━━━━━ Stored rows

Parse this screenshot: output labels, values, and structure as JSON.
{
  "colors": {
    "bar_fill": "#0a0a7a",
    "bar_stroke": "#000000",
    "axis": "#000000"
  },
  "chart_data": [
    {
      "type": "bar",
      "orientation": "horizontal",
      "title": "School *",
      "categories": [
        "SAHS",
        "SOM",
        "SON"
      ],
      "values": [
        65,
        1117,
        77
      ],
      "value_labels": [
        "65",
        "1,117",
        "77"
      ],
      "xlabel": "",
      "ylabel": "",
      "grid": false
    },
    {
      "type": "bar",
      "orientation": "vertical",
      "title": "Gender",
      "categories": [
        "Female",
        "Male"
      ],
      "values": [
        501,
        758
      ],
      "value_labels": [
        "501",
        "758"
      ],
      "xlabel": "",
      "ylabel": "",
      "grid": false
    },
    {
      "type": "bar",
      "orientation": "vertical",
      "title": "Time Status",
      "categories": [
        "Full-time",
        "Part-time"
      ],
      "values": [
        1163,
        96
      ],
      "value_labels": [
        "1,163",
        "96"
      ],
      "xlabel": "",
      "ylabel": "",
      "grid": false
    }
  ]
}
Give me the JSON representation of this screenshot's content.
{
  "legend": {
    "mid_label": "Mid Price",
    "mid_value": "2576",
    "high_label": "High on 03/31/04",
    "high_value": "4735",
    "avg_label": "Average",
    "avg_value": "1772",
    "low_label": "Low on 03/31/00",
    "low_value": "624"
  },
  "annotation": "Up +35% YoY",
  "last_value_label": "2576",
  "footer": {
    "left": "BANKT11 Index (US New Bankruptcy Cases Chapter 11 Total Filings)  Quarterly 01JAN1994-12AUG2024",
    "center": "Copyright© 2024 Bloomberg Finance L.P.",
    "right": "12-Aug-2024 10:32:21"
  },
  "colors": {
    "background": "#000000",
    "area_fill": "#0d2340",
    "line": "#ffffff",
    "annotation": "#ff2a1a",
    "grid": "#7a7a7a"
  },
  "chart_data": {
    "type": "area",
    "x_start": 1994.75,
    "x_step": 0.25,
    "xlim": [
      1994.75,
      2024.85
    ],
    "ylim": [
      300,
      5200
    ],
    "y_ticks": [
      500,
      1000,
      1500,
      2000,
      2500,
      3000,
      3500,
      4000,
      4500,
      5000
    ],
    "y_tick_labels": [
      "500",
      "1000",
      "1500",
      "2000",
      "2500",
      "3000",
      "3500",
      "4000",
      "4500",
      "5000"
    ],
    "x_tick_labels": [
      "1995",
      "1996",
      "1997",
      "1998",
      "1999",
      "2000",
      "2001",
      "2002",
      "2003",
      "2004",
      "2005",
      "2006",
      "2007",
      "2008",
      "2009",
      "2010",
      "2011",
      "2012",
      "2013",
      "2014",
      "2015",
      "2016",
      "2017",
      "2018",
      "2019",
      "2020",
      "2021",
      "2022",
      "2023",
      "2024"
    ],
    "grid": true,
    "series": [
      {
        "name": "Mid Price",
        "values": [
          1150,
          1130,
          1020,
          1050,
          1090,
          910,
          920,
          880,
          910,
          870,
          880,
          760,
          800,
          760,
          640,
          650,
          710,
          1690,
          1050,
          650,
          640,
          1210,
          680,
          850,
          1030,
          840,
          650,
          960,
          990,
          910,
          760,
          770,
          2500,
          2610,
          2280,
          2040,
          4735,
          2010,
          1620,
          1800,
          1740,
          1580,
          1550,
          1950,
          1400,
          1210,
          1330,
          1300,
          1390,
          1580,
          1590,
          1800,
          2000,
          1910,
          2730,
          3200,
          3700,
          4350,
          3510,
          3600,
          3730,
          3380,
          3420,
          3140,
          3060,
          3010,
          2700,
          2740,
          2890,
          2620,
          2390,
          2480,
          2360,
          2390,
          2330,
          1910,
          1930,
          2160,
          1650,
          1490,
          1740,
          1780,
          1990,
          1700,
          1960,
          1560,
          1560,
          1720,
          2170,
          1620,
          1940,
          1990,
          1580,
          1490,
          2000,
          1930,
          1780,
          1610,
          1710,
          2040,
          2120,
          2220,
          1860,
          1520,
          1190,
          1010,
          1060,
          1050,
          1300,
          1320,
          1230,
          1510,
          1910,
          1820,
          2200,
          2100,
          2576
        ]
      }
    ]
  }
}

━━━━━━━━━━

> **Problem description**:
Sift the material for lines with the string "annotation". Copy each one found.

> **Full output**:
  "annotation": "Up +35% YoY",
    "annotation": "#ff2a1a",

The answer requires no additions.